§ THE TASK: Everything in the data should be repeated exactly, save for the images.

··· DATA FOR THIS EXERCISE

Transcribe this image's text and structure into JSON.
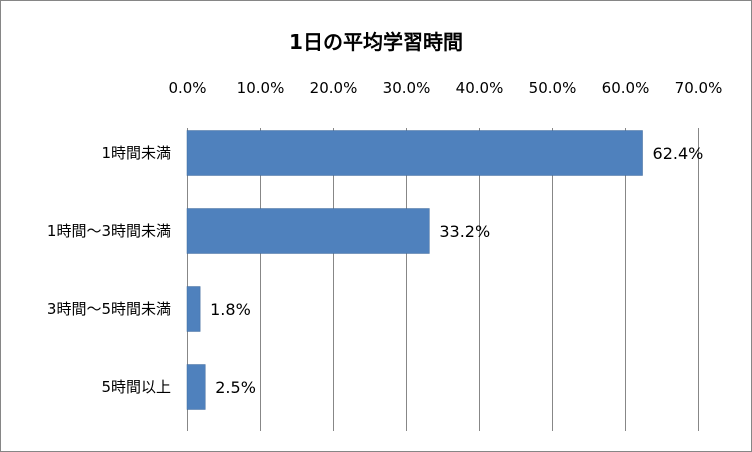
{
  "chart_data": {
    "type": "bar",
    "orientation": "horizontal",
    "title": "1日の平均学習時間",
    "categories": [
      "1時間未満",
      "1時間～3時間未満",
      "3時間～5時間未満",
      "5時間以上"
    ],
    "values": [
      62.4,
      33.2,
      1.8,
      2.5
    ],
    "data_labels": [
      "62.4%",
      "33.2%",
      "1.8%",
      "2.5%"
    ],
    "xticks": [
      "0.0%",
      "10.0%",
      "20.0%",
      "30.0%",
      "40.0%",
      "50.0%",
      "60.0%",
      "70.0%"
    ],
    "xlim": [
      0,
      70
    ],
    "x_axis_position": "top",
    "grid": true,
    "legend": false,
    "bar_color": "#4f81bd"
  }
}
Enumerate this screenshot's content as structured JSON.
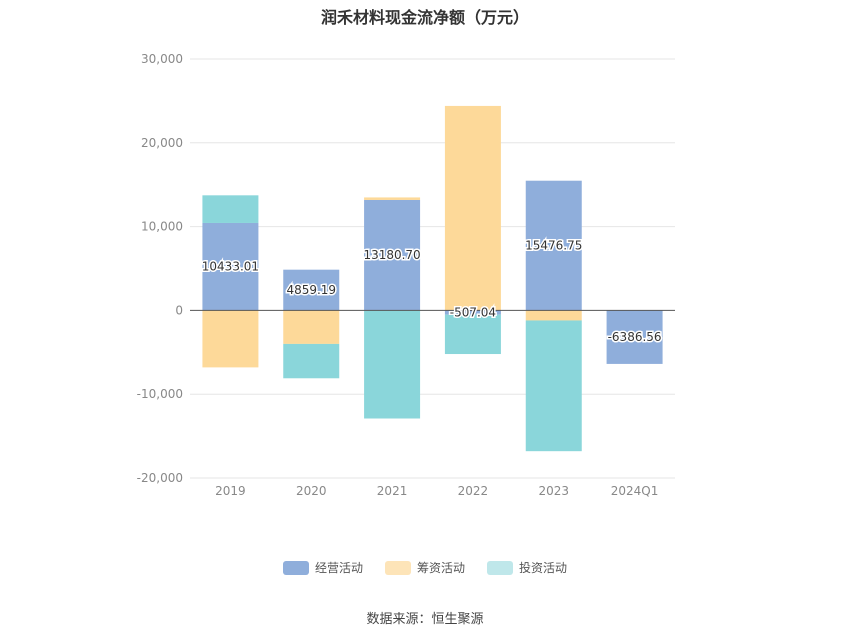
{
  "chart_data": {
    "type": "bar",
    "stacked": true,
    "title": "润禾材料现金流净额（万元）",
    "categories": [
      "2019",
      "2020",
      "2021",
      "2022",
      "2023",
      "2024Q1"
    ],
    "series": [
      {
        "name": "经营活动",
        "color": "#8faedb",
        "values": [
          10433.01,
          4859.19,
          13180.7,
          -507.04,
          15476.75,
          -6386.56
        ],
        "labels": [
          "10433.01",
          "4859.19",
          "13180.70",
          "-507.04",
          "15476.75",
          "-6386.56"
        ]
      },
      {
        "name": "筹资活动",
        "color": "#fdd999",
        "values": [
          -6800,
          -4000,
          300,
          24400,
          -1200,
          0
        ]
      },
      {
        "name": "投资活动",
        "color": "#8ad6da",
        "values": [
          3300,
          -4100,
          -12900,
          -4700,
          -15600,
          0
        ]
      }
    ],
    "ylim": [
      -20000,
      30000
    ],
    "yticks": [
      30000,
      20000,
      10000,
      0,
      -10000,
      -20000
    ],
    "ytick_labels": [
      "30,000",
      "20,000",
      "10,000",
      "0",
      "-10,000",
      "-20,000"
    ],
    "grid": true,
    "legend_position": "bottom"
  },
  "legend": [
    {
      "label": "经营活动",
      "color": "#8faedb"
    },
    {
      "label": "筹资活动",
      "color": "#fde4b8"
    },
    {
      "label": "投资活动",
      "color": "#bfe7ea"
    }
  ],
  "source": "数据来源：恒生聚源"
}
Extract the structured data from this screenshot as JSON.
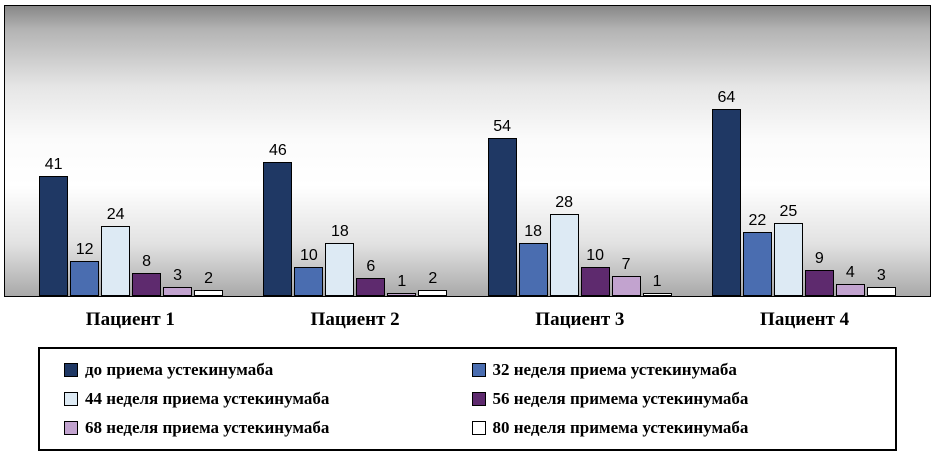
{
  "chart_data": {
    "type": "bar",
    "title": "",
    "xlabel": "",
    "ylabel": "",
    "grid": false,
    "legend_position": "bottom",
    "ylim": [
      0,
      98
    ],
    "categories": [
      "Пациент 1",
      "Пациент 2",
      "Пациент 3",
      "Пациент 4"
    ],
    "series": [
      {
        "name": "до приема устекинумаба",
        "color": "#1F3864",
        "values": [
          41,
          46,
          54,
          64
        ]
      },
      {
        "name": "32 неделя приема устекинумаба",
        "color": "#4A6DB0",
        "values": [
          12,
          10,
          18,
          22
        ]
      },
      {
        "name": "44 неделя приема устекинумаба",
        "color": "#DDEAF4",
        "values": [
          24,
          18,
          28,
          25
        ]
      },
      {
        "name": "56 неделя примема устекинумаба",
        "color": "#5E2A6E",
        "values": [
          8,
          6,
          10,
          9
        ]
      },
      {
        "name": "68 неделя приема устекинумаба",
        "color": "#C2A3CF",
        "values": [
          3,
          1,
          7,
          4
        ]
      },
      {
        "name": "80 неделя примема устекинумаба",
        "color": "#FFFFFF",
        "values": [
          2,
          2,
          1,
          3
        ]
      }
    ]
  }
}
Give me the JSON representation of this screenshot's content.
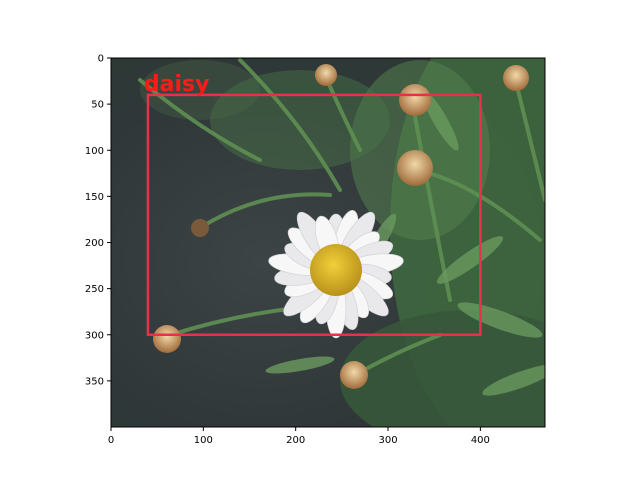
{
  "image": {
    "description_icon": "daisy-flower-photo",
    "colors": {
      "background_dark": "#2f3638",
      "foliage": "#4d7a4c",
      "petal": "#f3f3f3",
      "center": "#e0b526",
      "bbox": "#e8304d",
      "label": "#ff1a1a"
    }
  },
  "detection": {
    "label": "daisy",
    "box": {
      "x_min": 40,
      "y_min": 40,
      "x_max": 400,
      "y_max": 300
    }
  },
  "axes": {
    "xlim": [
      0,
      470
    ],
    "ylim": [
      400,
      0
    ],
    "x_ticks": [
      "0",
      "100",
      "200",
      "300",
      "400"
    ],
    "y_ticks": [
      "0",
      "50",
      "100",
      "150",
      "200",
      "250",
      "300",
      "350"
    ]
  }
}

······

§ RESPONSE BELOW:
Transcribe this image's text and structure into JSON.
{
  "chart_data": {
    "type": "bar",
    "orientation": "horizontal",
    "title": "1日の平均学習時間",
    "categories": [
      "1時間未満",
      "1時間～3時間未満",
      "3時間～5時間未満",
      "5時間以上"
    ],
    "values": [
      62.4,
      33.2,
      1.8,
      2.5
    ],
    "data_labels": [
      "62.4%",
      "33.2%",
      "1.8%",
      "2.5%"
    ],
    "xticks": [
      "0.0%",
      "10.0%",
      "20.0%",
      "30.0%",
      "40.0%",
      "50.0%",
      "60.0%",
      "70.0%"
    ],
    "xlim": [
      0,
      70
    ],
    "x_axis_position": "top",
    "grid": true,
    "legend": false,
    "bar_color": "#4f81bd"
  }
}
Enumerate this screenshot's content as structured JSON.
{
  "chart_data": {
    "type": "bar",
    "stacked": true,
    "title": "润禾材料现金流净额（万元）",
    "categories": [
      "2019",
      "2020",
      "2021",
      "2022",
      "2023",
      "2024Q1"
    ],
    "series": [
      {
        "name": "经营活动",
        "color": "#8faedb",
        "values": [
          10433.01,
          4859.19,
          13180.7,
          -507.04,
          15476.75,
          -6386.56
        ],
        "labels": [
          "10433.01",
          "4859.19",
          "13180.70",
          "-507.04",
          "15476.75",
          "-6386.56"
        ]
      },
      {
        "name": "筹资活动",
        "color": "#fdd999",
        "values": [
          -6800,
          -4000,
          300,
          24400,
          -1200,
          0
        ]
      },
      {
        "name": "投资活动",
        "color": "#8ad6da",
        "values": [
          3300,
          -4100,
          -12900,
          -4700,
          -15600,
          0
        ]
      }
    ],
    "ylim": [
      -20000,
      30000
    ],
    "yticks": [
      30000,
      20000,
      10000,
      0,
      -10000,
      -20000
    ],
    "ytick_labels": [
      "30,000",
      "20,000",
      "10,000",
      "0",
      "-10,000",
      "-20,000"
    ],
    "grid": true,
    "legend_position": "bottom"
  },
  "legend": [
    {
      "label": "经营活动",
      "color": "#8faedb"
    },
    {
      "label": "筹资活动",
      "color": "#fde4b8"
    },
    {
      "label": "投资活动",
      "color": "#bfe7ea"
    }
  ],
  "source": "数据来源：恒生聚源"
}
Extract the structured data from this screenshot as JSON.
{
  "chart_data": {
    "type": "bar",
    "title": "",
    "xlabel": "",
    "ylabel": "",
    "grid": false,
    "legend_position": "bottom",
    "ylim": [
      0,
      98
    ],
    "categories": [
      "Пациент 1",
      "Пациент 2",
      "Пациент 3",
      "Пациент 4"
    ],
    "series": [
      {
        "name": "до приема устекинумаба",
        "color": "#1F3864",
        "values": [
          41,
          46,
          54,
          64
        ]
      },
      {
        "name": "32 неделя приема устекинумаба",
        "color": "#4A6DB0",
        "values": [
          12,
          10,
          18,
          22
        ]
      },
      {
        "name": "44 неделя приема устекинумаба",
        "color": "#DDEAF4",
        "values": [
          24,
          18,
          28,
          25
        ]
      },
      {
        "name": "56 неделя примема устекинумаба",
        "color": "#5E2A6E",
        "values": [
          8,
          6,
          10,
          9
        ]
      },
      {
        "name": "68 неделя приема устекинумаба",
        "color": "#C2A3CF",
        "values": [
          3,
          1,
          7,
          4
        ]
      },
      {
        "name": "80 неделя примема устекинумаба",
        "color": "#FFFFFF",
        "values": [
          2,
          2,
          1,
          3
        ]
      }
    ]
  }
}
Give me the JSON representation of this screenshot's content.
{
  "image": {
    "description_icon": "daisy-flower-photo",
    "colors": {
      "background_dark": "#2f3638",
      "foliage": "#4d7a4c",
      "petal": "#f3f3f3",
      "center": "#e0b526",
      "bbox": "#e8304d",
      "label": "#ff1a1a"
    }
  },
  "detection": {
    "label": "daisy",
    "box": {
      "x_min": 40,
      "y_min": 40,
      "x_max": 400,
      "y_max": 300
    }
  },
  "axes": {
    "xlim": [
      0,
      470
    ],
    "ylim": [
      400,
      0
    ],
    "x_ticks": [
      "0",
      "100",
      "200",
      "300",
      "400"
    ],
    "y_ticks": [
      "0",
      "50",
      "100",
      "150",
      "200",
      "250",
      "300",
      "350"
    ]
  }
}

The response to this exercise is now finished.